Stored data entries

--- Start ---

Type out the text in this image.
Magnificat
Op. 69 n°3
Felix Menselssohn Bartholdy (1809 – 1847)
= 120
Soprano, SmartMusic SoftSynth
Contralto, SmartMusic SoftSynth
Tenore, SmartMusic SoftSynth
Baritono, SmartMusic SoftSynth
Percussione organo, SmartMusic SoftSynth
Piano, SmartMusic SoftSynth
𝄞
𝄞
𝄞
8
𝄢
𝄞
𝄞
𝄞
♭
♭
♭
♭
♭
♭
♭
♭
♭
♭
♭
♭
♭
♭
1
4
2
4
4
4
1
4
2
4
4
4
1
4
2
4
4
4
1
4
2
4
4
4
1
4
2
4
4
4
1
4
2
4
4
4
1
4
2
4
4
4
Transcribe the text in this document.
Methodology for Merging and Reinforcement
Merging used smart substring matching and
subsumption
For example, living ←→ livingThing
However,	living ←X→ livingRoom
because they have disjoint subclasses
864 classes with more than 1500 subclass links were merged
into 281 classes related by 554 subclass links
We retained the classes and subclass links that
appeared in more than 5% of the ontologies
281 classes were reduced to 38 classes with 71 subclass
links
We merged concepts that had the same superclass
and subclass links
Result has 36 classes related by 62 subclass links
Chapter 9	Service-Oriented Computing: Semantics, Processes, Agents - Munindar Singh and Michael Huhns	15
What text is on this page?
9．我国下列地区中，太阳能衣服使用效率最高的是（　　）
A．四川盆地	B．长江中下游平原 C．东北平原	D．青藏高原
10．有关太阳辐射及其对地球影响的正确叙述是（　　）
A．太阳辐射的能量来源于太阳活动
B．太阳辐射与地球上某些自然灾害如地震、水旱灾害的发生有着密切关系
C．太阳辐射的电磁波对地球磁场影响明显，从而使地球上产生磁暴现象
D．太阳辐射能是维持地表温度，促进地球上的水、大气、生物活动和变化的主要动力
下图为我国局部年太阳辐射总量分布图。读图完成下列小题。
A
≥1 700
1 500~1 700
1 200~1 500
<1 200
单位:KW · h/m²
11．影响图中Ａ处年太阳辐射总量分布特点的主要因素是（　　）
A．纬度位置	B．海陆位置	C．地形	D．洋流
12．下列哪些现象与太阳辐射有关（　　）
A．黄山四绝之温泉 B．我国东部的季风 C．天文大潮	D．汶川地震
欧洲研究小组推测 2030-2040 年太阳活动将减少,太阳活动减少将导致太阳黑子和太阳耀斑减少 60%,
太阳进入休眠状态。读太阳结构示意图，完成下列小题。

--- End ---

Given task:
Work out how many lines of the material above contain the word "SoftSynth", then give only that figure.

Solution for this problem:
6